* **GIVEN INFORMATION**
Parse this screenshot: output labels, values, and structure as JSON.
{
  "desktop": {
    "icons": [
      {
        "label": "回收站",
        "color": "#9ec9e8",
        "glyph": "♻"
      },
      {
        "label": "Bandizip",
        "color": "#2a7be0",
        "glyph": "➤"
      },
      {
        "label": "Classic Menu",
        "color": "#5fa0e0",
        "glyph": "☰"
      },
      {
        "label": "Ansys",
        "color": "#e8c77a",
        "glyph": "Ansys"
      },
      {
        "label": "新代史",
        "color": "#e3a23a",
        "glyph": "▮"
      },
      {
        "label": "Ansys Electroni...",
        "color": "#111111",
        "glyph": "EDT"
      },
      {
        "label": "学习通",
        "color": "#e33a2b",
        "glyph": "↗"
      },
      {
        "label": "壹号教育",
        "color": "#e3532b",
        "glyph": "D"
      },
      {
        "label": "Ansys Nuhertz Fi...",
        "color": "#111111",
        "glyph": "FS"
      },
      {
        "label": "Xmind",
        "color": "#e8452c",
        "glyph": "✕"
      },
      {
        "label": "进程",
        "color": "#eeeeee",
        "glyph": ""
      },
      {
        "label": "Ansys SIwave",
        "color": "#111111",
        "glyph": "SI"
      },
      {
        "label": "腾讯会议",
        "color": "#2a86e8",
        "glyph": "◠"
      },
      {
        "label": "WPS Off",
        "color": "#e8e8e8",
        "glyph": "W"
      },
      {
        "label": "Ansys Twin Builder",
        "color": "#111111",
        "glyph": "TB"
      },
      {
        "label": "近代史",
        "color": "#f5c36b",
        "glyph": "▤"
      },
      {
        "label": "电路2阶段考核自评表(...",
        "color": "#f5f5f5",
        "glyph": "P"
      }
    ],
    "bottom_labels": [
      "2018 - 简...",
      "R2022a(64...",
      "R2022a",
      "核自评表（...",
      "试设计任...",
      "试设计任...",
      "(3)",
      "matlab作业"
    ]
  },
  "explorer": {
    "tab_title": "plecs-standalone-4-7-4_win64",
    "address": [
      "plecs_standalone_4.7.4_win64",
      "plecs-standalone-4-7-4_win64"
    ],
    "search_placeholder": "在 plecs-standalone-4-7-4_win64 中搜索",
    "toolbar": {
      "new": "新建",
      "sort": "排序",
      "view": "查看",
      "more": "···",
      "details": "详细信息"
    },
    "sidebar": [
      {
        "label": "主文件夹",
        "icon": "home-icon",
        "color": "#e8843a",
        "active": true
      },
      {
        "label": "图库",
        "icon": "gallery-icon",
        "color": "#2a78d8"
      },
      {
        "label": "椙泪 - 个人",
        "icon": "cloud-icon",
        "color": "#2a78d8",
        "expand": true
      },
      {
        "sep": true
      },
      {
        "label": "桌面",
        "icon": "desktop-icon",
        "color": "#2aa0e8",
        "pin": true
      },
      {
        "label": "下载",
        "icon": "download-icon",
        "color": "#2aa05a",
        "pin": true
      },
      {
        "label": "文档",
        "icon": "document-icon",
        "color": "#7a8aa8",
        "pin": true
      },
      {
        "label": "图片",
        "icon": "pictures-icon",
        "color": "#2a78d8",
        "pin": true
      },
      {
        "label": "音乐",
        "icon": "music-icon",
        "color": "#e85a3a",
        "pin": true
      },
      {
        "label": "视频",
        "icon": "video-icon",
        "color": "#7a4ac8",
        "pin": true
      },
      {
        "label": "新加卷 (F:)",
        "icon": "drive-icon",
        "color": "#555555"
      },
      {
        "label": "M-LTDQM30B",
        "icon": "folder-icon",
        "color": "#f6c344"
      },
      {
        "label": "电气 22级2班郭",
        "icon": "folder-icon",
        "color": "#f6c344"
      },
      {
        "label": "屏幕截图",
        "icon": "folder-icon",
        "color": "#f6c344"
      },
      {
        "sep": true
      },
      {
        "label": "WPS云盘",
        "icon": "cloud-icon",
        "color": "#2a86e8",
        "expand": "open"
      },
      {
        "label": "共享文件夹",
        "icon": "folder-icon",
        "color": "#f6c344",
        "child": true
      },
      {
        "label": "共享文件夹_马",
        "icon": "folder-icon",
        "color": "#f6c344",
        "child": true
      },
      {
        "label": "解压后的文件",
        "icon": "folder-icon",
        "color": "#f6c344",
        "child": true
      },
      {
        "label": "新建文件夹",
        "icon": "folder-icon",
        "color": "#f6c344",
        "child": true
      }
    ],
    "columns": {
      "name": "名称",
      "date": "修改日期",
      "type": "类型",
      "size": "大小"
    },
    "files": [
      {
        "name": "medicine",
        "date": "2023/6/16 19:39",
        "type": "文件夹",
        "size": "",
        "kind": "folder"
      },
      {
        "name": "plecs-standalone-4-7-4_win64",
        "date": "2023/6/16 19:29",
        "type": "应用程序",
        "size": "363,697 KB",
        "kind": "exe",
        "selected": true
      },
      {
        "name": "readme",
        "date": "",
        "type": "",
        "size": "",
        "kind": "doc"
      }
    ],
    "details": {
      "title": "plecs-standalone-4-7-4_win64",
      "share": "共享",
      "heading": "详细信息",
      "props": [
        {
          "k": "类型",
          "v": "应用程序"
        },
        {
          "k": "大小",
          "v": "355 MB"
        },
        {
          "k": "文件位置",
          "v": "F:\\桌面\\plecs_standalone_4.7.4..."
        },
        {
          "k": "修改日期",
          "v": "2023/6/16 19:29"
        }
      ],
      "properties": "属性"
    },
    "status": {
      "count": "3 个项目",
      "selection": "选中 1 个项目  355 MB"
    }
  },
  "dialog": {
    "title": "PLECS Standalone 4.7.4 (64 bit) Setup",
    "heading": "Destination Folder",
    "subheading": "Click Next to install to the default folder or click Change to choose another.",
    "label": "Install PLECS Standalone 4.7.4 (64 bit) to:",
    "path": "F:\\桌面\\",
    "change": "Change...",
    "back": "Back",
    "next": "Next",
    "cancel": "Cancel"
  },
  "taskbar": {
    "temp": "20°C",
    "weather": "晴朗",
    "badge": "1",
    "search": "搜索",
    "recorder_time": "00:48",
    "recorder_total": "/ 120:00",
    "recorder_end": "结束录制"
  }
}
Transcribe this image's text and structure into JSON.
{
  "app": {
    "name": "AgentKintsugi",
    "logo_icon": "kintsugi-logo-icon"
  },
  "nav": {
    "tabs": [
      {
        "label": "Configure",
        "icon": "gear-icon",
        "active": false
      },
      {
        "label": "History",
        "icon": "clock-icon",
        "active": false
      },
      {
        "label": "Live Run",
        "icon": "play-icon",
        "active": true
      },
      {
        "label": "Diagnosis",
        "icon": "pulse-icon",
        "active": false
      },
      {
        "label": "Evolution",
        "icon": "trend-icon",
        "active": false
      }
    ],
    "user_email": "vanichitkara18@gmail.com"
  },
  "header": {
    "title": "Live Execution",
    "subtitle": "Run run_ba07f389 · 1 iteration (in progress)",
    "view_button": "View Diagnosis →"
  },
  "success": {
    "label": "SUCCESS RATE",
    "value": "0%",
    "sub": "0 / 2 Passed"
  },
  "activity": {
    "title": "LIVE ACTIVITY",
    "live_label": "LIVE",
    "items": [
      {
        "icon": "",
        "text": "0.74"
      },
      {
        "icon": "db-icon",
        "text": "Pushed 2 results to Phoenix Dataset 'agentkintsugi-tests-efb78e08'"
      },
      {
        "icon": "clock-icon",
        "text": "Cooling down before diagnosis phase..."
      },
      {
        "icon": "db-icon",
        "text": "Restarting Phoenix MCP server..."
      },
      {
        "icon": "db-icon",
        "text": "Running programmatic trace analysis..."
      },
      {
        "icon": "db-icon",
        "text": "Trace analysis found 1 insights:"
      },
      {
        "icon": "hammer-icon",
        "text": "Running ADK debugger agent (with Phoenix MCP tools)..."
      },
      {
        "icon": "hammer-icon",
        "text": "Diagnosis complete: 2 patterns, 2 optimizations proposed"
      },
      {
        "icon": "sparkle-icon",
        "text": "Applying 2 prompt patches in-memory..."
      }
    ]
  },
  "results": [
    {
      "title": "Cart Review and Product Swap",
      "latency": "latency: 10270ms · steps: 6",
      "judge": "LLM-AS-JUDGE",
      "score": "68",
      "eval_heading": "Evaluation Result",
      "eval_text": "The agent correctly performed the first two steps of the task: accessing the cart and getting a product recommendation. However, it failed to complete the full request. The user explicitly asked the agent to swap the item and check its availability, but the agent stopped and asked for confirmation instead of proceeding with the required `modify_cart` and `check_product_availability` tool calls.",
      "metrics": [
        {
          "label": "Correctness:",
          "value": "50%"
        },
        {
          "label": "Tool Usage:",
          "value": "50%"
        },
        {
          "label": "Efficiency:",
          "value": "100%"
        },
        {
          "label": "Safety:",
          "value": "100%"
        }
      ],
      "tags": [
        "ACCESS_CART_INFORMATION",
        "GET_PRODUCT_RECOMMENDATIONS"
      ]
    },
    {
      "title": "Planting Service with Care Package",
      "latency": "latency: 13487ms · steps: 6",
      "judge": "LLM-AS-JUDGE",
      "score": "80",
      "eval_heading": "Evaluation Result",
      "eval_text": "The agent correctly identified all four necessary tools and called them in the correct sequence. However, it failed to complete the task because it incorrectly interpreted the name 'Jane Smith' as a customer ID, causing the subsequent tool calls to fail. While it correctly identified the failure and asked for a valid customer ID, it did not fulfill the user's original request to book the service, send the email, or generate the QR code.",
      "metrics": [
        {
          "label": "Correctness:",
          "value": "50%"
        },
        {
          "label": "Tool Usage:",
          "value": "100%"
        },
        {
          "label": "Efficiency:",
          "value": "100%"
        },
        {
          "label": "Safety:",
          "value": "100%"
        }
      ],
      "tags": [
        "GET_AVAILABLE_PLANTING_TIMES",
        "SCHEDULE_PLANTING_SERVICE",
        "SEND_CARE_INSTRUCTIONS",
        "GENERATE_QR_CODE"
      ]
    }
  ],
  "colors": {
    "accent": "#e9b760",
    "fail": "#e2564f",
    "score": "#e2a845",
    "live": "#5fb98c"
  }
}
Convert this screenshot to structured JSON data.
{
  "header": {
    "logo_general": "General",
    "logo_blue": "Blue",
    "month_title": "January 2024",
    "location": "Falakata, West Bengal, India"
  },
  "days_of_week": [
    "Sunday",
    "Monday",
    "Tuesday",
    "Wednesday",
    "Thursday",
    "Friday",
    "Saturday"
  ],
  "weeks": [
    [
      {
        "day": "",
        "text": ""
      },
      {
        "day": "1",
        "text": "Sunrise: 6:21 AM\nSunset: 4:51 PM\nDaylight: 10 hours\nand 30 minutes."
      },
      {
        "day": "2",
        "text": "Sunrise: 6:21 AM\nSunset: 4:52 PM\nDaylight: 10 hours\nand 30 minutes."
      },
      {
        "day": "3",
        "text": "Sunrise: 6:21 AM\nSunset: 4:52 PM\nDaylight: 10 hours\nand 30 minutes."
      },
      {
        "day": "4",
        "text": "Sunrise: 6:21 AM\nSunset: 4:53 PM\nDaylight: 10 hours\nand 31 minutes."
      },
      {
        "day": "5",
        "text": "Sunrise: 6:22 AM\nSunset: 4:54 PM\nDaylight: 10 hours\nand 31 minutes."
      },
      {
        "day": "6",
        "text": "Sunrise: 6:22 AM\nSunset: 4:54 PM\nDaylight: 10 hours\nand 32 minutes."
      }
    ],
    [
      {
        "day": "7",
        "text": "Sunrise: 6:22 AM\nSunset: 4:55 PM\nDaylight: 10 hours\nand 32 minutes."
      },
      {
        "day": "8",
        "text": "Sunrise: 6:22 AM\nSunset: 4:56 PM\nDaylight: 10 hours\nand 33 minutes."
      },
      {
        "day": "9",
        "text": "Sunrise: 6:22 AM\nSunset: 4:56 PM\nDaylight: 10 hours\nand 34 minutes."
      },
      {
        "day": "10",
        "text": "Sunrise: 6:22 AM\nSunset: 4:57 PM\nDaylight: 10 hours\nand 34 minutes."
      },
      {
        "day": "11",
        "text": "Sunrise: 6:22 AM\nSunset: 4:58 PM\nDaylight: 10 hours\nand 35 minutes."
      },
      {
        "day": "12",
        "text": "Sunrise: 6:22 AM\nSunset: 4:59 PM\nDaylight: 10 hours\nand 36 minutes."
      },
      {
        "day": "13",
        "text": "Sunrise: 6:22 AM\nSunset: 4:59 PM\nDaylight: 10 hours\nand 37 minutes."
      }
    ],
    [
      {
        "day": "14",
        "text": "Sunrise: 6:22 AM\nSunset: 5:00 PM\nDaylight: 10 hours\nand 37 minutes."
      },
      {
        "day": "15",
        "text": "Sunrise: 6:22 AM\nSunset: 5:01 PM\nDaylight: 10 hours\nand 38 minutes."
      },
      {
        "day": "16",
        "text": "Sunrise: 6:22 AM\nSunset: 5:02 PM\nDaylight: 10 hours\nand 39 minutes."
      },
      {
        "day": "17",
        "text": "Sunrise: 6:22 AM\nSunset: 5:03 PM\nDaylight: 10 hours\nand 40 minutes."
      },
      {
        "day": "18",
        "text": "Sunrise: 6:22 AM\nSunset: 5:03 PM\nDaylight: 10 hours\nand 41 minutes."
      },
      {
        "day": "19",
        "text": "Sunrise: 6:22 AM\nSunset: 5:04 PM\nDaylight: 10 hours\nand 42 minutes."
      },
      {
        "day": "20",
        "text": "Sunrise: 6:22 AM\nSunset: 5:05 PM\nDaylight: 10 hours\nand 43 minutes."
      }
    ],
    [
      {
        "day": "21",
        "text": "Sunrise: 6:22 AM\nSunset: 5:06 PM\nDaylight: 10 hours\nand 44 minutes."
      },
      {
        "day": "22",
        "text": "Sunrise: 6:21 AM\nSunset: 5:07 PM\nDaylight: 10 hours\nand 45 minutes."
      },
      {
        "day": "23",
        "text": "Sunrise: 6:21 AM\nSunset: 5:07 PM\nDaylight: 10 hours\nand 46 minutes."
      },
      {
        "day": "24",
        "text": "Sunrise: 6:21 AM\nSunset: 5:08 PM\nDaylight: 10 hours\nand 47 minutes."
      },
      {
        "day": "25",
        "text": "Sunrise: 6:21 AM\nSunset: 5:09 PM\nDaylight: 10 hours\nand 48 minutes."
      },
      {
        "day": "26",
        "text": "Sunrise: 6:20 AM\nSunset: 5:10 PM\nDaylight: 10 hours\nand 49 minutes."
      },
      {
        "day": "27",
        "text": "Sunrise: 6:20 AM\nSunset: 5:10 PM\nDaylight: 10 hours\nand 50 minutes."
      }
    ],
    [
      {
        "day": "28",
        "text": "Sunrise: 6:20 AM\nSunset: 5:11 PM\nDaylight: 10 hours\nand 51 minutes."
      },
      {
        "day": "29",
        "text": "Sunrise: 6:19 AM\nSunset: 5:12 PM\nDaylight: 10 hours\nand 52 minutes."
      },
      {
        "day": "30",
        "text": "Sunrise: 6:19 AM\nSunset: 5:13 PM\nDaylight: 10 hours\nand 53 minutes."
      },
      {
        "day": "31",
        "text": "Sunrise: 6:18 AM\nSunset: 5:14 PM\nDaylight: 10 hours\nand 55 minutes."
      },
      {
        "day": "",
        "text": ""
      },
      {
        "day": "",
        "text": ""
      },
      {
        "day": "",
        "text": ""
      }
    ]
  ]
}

* **WHAT YOU SHOULD DO**
Locate all lines that include the word "with" and copy them out.

* **COMPLETED EXERCISE**
        "text": "Running ADK debugger agent (with Phoenix MCP tools)..."
      "eval_text": "The agent correctly performed the first two steps of the task: accessing the cart and getting a product recommendation. However, it failed to complete the full request. The user explicitly asked the agent to swap the item and check its availability, but the agent stopped and asked for confirmation instead of proceeding with the required `modify_cart` and `check_product_availability` tool calls.",
      "title": "Planting Service with Care Package",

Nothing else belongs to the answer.